_Goal of the exercise_. Set down, in full, every record in the block.

_Extracted records_.

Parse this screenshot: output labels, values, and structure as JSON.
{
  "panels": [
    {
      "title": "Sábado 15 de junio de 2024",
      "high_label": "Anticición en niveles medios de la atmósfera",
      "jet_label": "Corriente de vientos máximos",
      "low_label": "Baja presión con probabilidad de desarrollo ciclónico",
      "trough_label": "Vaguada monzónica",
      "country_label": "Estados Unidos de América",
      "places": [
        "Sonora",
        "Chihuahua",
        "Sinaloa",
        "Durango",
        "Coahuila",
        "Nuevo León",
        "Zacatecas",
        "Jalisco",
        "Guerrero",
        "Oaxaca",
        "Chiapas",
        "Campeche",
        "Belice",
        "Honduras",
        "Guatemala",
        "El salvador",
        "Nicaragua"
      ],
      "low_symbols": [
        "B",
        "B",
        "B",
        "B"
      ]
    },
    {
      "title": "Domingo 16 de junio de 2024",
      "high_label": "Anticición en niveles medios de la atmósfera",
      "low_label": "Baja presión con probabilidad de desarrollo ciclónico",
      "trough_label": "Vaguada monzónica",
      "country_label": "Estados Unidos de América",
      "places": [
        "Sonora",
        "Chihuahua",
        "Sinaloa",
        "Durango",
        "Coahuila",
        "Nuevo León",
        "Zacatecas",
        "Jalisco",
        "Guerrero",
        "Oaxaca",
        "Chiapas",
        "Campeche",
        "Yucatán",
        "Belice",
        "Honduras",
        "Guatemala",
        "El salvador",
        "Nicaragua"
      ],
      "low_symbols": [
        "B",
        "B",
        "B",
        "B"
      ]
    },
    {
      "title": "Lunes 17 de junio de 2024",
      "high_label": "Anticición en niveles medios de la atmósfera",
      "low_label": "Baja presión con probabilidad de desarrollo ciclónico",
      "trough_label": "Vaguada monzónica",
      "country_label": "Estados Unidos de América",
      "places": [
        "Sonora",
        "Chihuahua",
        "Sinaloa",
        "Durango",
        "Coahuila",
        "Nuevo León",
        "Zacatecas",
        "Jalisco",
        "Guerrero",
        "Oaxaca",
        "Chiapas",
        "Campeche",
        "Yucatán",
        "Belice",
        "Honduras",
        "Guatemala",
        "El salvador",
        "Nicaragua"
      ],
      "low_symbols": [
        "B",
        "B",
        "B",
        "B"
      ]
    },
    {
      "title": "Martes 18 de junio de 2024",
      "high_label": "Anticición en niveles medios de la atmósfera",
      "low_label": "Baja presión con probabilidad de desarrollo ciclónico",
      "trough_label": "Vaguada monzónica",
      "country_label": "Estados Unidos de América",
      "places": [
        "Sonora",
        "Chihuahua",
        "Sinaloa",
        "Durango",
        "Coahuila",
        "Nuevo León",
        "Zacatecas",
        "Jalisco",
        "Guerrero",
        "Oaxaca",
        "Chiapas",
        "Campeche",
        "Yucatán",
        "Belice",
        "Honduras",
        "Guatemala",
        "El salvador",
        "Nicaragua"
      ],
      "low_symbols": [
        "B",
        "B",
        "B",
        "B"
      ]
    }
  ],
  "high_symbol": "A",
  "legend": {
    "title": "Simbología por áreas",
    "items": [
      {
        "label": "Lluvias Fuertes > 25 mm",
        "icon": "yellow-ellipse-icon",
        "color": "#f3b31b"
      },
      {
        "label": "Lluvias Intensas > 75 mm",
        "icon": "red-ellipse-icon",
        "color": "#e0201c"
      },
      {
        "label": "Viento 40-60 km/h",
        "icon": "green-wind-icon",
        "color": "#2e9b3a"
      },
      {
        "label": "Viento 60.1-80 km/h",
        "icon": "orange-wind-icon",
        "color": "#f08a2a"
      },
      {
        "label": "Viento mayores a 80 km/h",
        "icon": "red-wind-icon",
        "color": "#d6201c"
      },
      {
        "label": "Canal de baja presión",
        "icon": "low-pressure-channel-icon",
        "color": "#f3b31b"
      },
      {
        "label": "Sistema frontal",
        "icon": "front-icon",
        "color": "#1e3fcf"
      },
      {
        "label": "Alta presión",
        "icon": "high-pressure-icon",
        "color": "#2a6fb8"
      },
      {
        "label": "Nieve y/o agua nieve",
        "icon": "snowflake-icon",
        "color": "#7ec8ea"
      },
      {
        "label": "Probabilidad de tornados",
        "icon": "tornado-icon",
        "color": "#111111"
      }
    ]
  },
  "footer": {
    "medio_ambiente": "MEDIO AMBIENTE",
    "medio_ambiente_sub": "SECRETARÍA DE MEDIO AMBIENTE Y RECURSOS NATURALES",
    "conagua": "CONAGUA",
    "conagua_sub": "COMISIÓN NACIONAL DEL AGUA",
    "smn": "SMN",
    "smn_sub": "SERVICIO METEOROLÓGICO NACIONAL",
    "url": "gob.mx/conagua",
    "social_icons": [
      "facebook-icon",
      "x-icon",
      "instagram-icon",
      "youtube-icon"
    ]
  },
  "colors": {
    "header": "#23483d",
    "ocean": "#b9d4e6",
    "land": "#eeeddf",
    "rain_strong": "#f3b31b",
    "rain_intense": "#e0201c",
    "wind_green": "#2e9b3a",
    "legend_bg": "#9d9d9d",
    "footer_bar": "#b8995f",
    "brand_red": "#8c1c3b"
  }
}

_Output for this exercise_.
Parse this screenshot: output labels, values, and structure as JSON.
{
  "panels": [
    {
      "title": "Sábado 15 de junio de 2024",
      "high_label": "Anticición en niveles medios de la atmósfera",
      "jet_label": "Corriente de vientos máximos",
      "low_label": "Baja presión con probabilidad de desarrollo ciclónico",
      "trough_label": "Vaguada monzónica",
      "country_label": "Estados Unidos de América",
      "places": [
        "Sonora",
        "Chihuahua",
        "Sinaloa",
        "Durango",
        "Coahuila",
        "Nuevo León",
        "Zacatecas",
        "Jalisco",
        "Guerrero",
        "Oaxaca",
        "Chiapas",
        "Campeche",
        "Belice",
        "Honduras",
        "Guatemala",
        "El salvador",
        "Nicaragua"
      ],
      "low_symbols": [
        "B",
        "B",
        "B",
        "B"
      ]
    },
    {
      "title": "Domingo 16 de junio de 2024",
      "high_label": "Anticición en niveles medios de la atmósfera",
      "low_label": "Baja presión con probabilidad de desarrollo ciclónico",
      "trough_label": "Vaguada monzónica",
      "country_label": "Estados Unidos de América",
      "places": [
        "Sonora",
        "Chihuahua",
        "Sinaloa",
        "Durango",
        "Coahuila",
        "Nuevo León",
        "Zacatecas",
        "Jalisco",
        "Guerrero",
        "Oaxaca",
        "Chiapas",
        "Campeche",
        "Yucatán",
        "Belice",
        "Honduras",
        "Guatemala",
        "El salvador",
        "Nicaragua"
      ],
      "low_symbols": [
        "B",
        "B",
        "B",
        "B"
      ]
    },
    {
      "title": "Lunes 17 de junio de 2024",
      "high_label": "Anticición en niveles medios de la atmósfera",
      "low_label": "Baja presión con probabilidad de desarrollo ciclónico",
      "trough_label": "Vaguada monzónica",
      "country_label": "Estados Unidos de América",
      "places": [
        "Sonora",
        "Chihuahua",
        "Sinaloa",
        "Durango",
        "Coahuila",
        "Nuevo León",
        "Zacatecas",
        "Jalisco",
        "Guerrero",
        "Oaxaca",
        "Chiapas",
        "Campeche",
        "Yucatán",
        "Belice",
        "Honduras",
        "Guatemala",
        "El salvador",
        "Nicaragua"
      ],
      "low_symbols": [
        "B",
        "B",
        "B",
        "B"
      ]
    },
    {
      "title": "Martes 18 de junio de 2024",
      "high_label": "Anticición en niveles medios de la atmósfera",
      "low_label": "Baja presión con probabilidad de desarrollo ciclónico",
      "trough_label": "Vaguada monzónica",
      "country_label": "Estados Unidos de América",
      "places": [
        "Sonora",
        "Chihuahua",
        "Sinaloa",
        "Durango",
        "Coahuila",
        "Nuevo León",
        "Zacatecas",
        "Jalisco",
        "Guerrero",
        "Oaxaca",
        "Chiapas",
        "Campeche",
        "Yucatán",
        "Belice",
        "Honduras",
        "Guatemala",
        "El salvador",
        "Nicaragua"
      ],
      "low_symbols": [
        "B",
        "B",
        "B",
        "B"
      ]
    }
  ],
  "high_symbol": "A",
  "legend": {
    "title": "Simbología por áreas",
    "items": [
      {
        "label": "Lluvias Fuertes > 25 mm",
        "icon": "yellow-ellipse-icon",
        "color": "#f3b31b"
      },
      {
        "label": "Lluvias Intensas > 75 mm",
        "icon": "red-ellipse-icon",
        "color": "#e0201c"
      },
      {
        "label": "Viento 40-60 km/h",
        "icon": "green-wind-icon",
        "color": "#2e9b3a"
      },
      {
        "label": "Viento 60.1-80 km/h",
        "icon": "orange-wind-icon",
        "color": "#f08a2a"
      },
      {
        "label": "Viento mayores a 80 km/h",
        "icon": "red-wind-icon",
        "color": "#d6201c"
      },
      {
        "label": "Canal de baja presión",
        "icon": "low-pressure-channel-icon",
        "color": "#f3b31b"
      },
      {
        "label": "Sistema frontal",
        "icon": "front-icon",
        "color": "#1e3fcf"
      },
      {
        "label": "Alta presión",
        "icon": "high-pressure-icon",
        "color": "#2a6fb8"
      },
      {
        "label": "Nieve y/o agua nieve",
        "icon": "snowflake-icon",
        "color": "#7ec8ea"
      },
      {
        "label": "Probabilidad de tornados",
        "icon": "tornado-icon",
        "color": "#111111"
      }
    ]
  },
  "footer": {
    "medio_ambiente": "MEDIO AMBIENTE",
    "medio_ambiente_sub": "SECRETARÍA DE MEDIO AMBIENTE Y RECURSOS NATURALES",
    "conagua": "CONAGUA",
    "conagua_sub": "COMISIÓN NACIONAL DEL AGUA",
    "smn": "SMN",
    "smn_sub": "SERVICIO METEOROLÓGICO NACIONAL",
    "url": "gob.mx/conagua",
    "social_icons": [
      "facebook-icon",
      "x-icon",
      "instagram-icon",
      "youtube-icon"
    ]
  },
  "colors": {
    "header": "#23483d",
    "ocean": "#b9d4e6",
    "land": "#eeeddf",
    "rain_strong": "#f3b31b",
    "rain_intense": "#e0201c",
    "wind_green": "#2e9b3a",
    "legend_bg": "#9d9d9d",
    "footer_bar": "#b8995f",
    "brand_red": "#8c1c3b"
  }
}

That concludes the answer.